## Start Data section
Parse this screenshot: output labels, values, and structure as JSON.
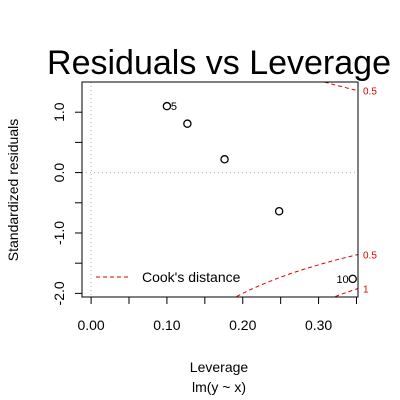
{
  "chart_data": {
    "type": "scatter",
    "title": "Residuals vs Leverage",
    "xlabel": "Leverage",
    "subtitle": "lm(y ~ x)",
    "ylabel": "Standardized residuals",
    "xlim": [
      -0.012,
      0.352
    ],
    "ylim": [
      -2.06,
      1.5
    ],
    "x_ticks": [
      0.0,
      0.05,
      0.1,
      0.15,
      0.2,
      0.25,
      0.3,
      0.35
    ],
    "x_tick_labels": [
      "0.00",
      "",
      "0.10",
      "",
      "0.20",
      "",
      "0.30",
      ""
    ],
    "y_ticks": [
      -2.0,
      -1.5,
      -1.0,
      -0.5,
      0.0,
      0.5,
      1.0
    ],
    "y_tick_labels": [
      "-2.0",
      "",
      "-1.0",
      "",
      "0.0",
      "",
      "1.0"
    ],
    "points": [
      {
        "x": 0.1,
        "y": 1.1,
        "label": "5"
      },
      {
        "x": 0.127,
        "y": 0.81,
        "label": ""
      },
      {
        "x": 0.176,
        "y": 0.22,
        "label": ""
      },
      {
        "x": 0.248,
        "y": -0.64,
        "label": ""
      },
      {
        "x": 0.345,
        "y": -1.76,
        "label": "10"
      }
    ],
    "cook_contours": [
      {
        "level": 0.5,
        "label": "0.5"
      },
      {
        "level": 1,
        "label": "1"
      }
    ],
    "legend": {
      "label": "Cook's distance",
      "position": "bottom-left"
    },
    "reference_lines": {
      "h": 0,
      "v": 0
    },
    "colors": {
      "points": "#000000",
      "cook": "#e00000",
      "reference": "#b0b0b0"
    }
  }
}
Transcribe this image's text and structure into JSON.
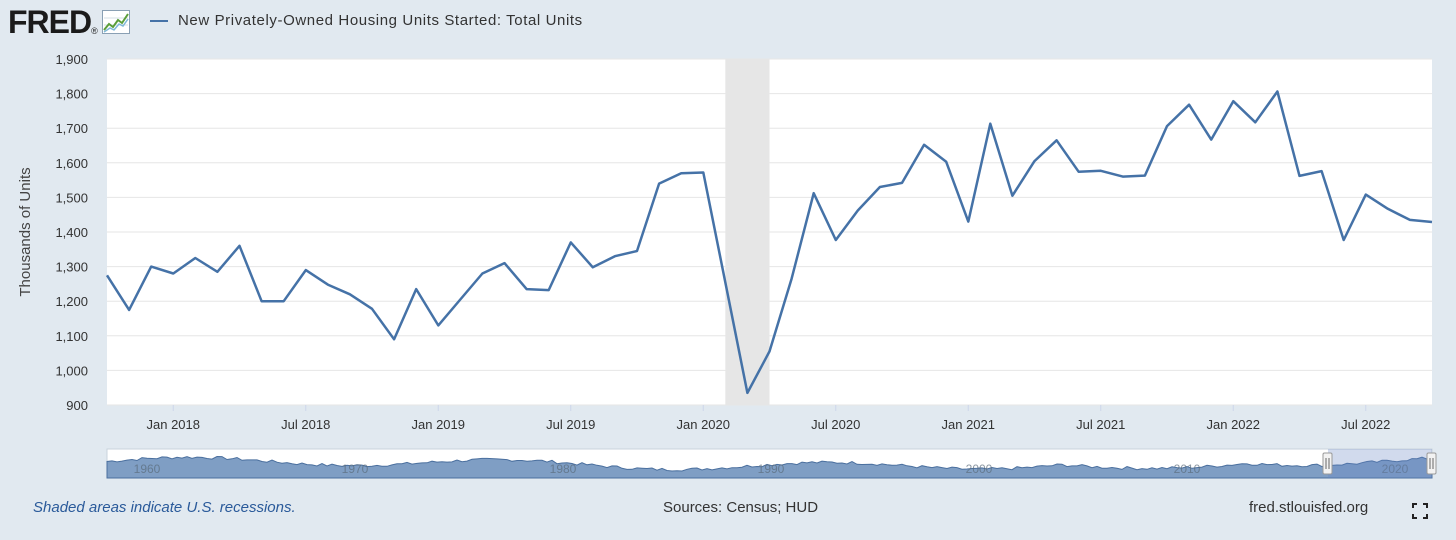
{
  "header": {
    "logo_text": "FRED",
    "logo_reg": "®",
    "series_title": "New Privately-Owned Housing Units Started: Total Units"
  },
  "footer": {
    "recession_note": "Shaded areas indicate U.S. recessions.",
    "sources": "Sources: Census; HUD",
    "site": "fred.stlouisfed.org"
  },
  "icons": {
    "logo_chart": "logo-chart-icon",
    "fullscreen": "fullscreen-icon"
  },
  "colors": {
    "line": "#4572a7",
    "recession": "#e6e6e6",
    "background": "#e1e9f0",
    "plot": "#ffffff",
    "navigator_fill": "#7f9ec4"
  },
  "chart_data": {
    "type": "line",
    "ylabel": "Thousands of Units",
    "ylim": [
      900,
      1900
    ],
    "yticks": [
      900,
      1000,
      1100,
      1200,
      1300,
      1400,
      1500,
      1600,
      1700,
      1800,
      1900
    ],
    "xlim": [
      "2017-10",
      "2022-10"
    ],
    "xticks": [
      {
        "date": "2018-01",
        "label": "Jan 2018"
      },
      {
        "date": "2018-07",
        "label": "Jul 2018"
      },
      {
        "date": "2019-01",
        "label": "Jan 2019"
      },
      {
        "date": "2019-07",
        "label": "Jul 2019"
      },
      {
        "date": "2020-01",
        "label": "Jan 2020"
      },
      {
        "date": "2020-07",
        "label": "Jul 2020"
      },
      {
        "date": "2021-01",
        "label": "Jan 2021"
      },
      {
        "date": "2021-07",
        "label": "Jul 2021"
      },
      {
        "date": "2022-01",
        "label": "Jan 2022"
      },
      {
        "date": "2022-07",
        "label": "Jul 2022"
      }
    ],
    "recessions": [
      {
        "start": "2020-02",
        "end": "2020-04"
      }
    ],
    "grid": true,
    "legend": "top-left",
    "series": [
      {
        "name": "New Privately-Owned Housing Units Started: Total Units",
        "x": [
          "2017-10",
          "2017-11",
          "2017-12",
          "2018-01",
          "2018-02",
          "2018-03",
          "2018-04",
          "2018-05",
          "2018-06",
          "2018-07",
          "2018-08",
          "2018-09",
          "2018-10",
          "2018-11",
          "2018-12",
          "2019-01",
          "2019-02",
          "2019-03",
          "2019-04",
          "2019-05",
          "2019-06",
          "2019-07",
          "2019-08",
          "2019-09",
          "2019-10",
          "2019-11",
          "2019-12",
          "2020-01",
          "2020-02",
          "2020-03",
          "2020-04",
          "2020-05",
          "2020-06",
          "2020-07",
          "2020-08",
          "2020-09",
          "2020-10",
          "2020-11",
          "2020-12",
          "2021-01",
          "2021-02",
          "2021-03",
          "2021-04",
          "2021-05",
          "2021-06",
          "2021-07",
          "2021-08",
          "2021-09",
          "2021-10",
          "2021-11",
          "2021-12",
          "2022-01",
          "2022-02",
          "2022-03",
          "2022-04",
          "2022-05",
          "2022-06",
          "2022-07",
          "2022-08",
          "2022-09",
          "2022-10"
        ],
        "values": [
          1275,
          1175,
          1300,
          1280,
          1325,
          1285,
          1360,
          1200,
          1200,
          1290,
          1248,
          1220,
          1178,
          1090,
          1235,
          1130,
          1205,
          1280,
          1310,
          1235,
          1232,
          1370,
          1298,
          1330,
          1345,
          1540,
          1570,
          1572,
          1255,
          935,
          1055,
          1265,
          1512,
          1377,
          1462,
          1530,
          1542,
          1652,
          1603,
          1430,
          1713,
          1505,
          1605,
          1665,
          1574,
          1577,
          1560,
          1563,
          1706,
          1768,
          1667,
          1778,
          1717,
          1806,
          1562,
          1576,
          1377,
          1508,
          1467,
          1435,
          1429
        ]
      }
    ]
  },
  "navigator": {
    "year_labels": [
      "1960",
      "1970",
      "1980",
      "1990",
      "2000",
      "2010",
      "2020"
    ]
  }
}
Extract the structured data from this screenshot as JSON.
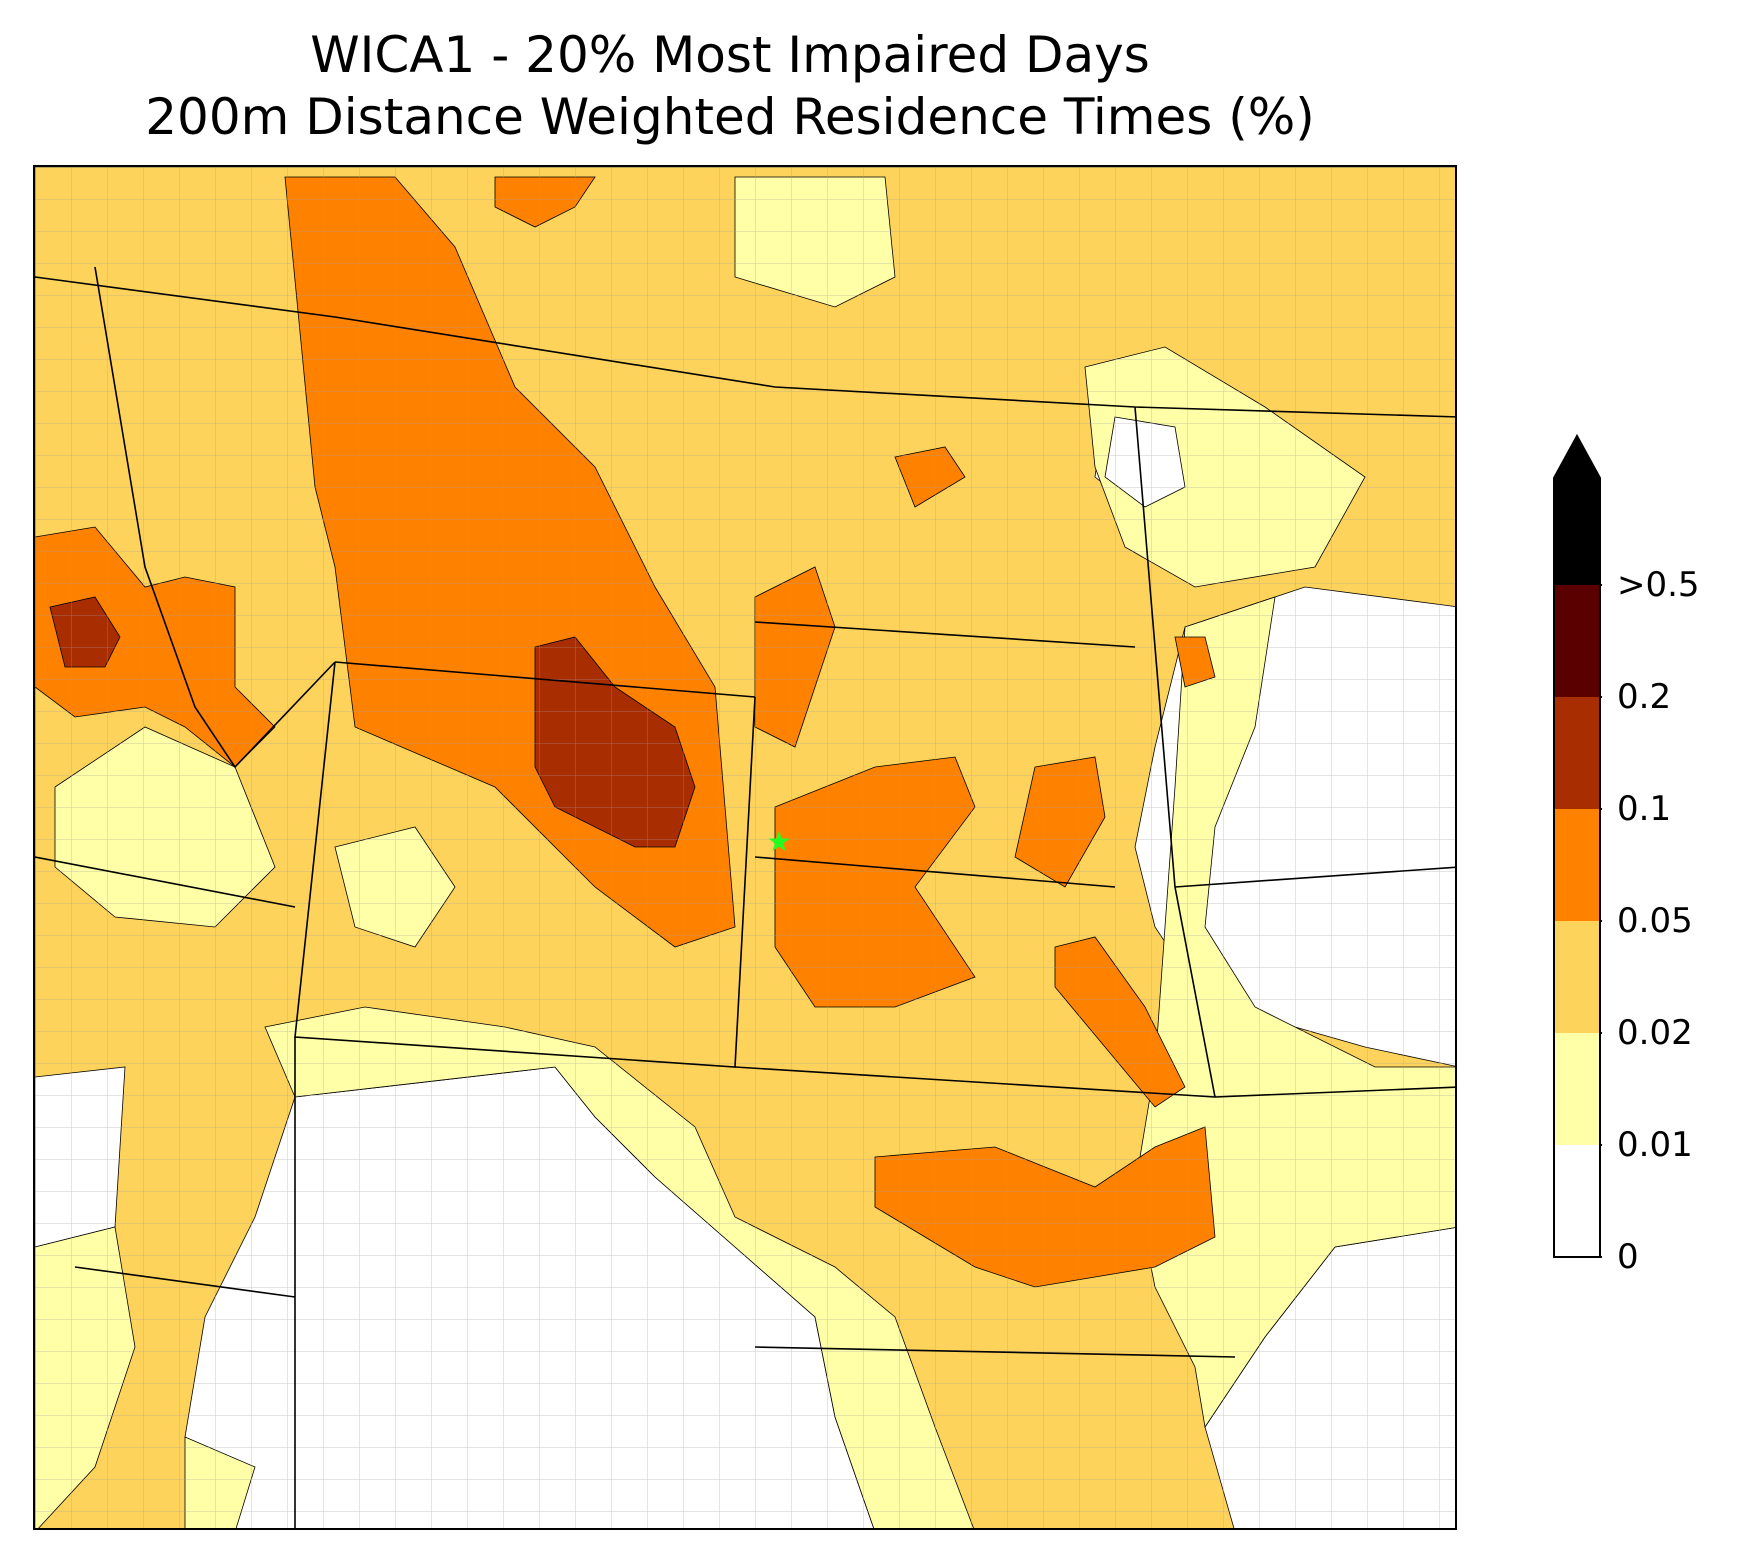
{
  "title": {
    "line1": "WICA1 - 20% Most Impaired Days",
    "line2": "200m Distance Weighted Residence Times (%)"
  },
  "colors": {
    "levels": [
      "#ffffff",
      "#ffffa8",
      "#fed35b",
      "#fe8200",
      "#a82d00",
      "#5a0000",
      "#000000"
    ],
    "marker": "#22ff22",
    "state_lines": "#000000",
    "county_lines": "#a0a0a0"
  },
  "colorbar": {
    "labels": [
      "0",
      "0.01",
      "0.02",
      "0.05",
      "0.1",
      "0.2",
      ">0.5"
    ],
    "extend": "max"
  },
  "marker": {
    "name": "WICA1",
    "icon": "green-star-icon"
  }
}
## End Data section
> **Given exercise**: For each line of the entries that includes "date", show that line.

> **Result of the task**:
        "date": "2018-01",
        "date": "2018-07",
        "date": "2019-01",
        "date": "2019-07",
        "date": "2020-01",
        "date": "2020-07",
        "date": "2021-01",
        "date": "2021-07",
        "date": "2022-01",
        "date": "2022-07",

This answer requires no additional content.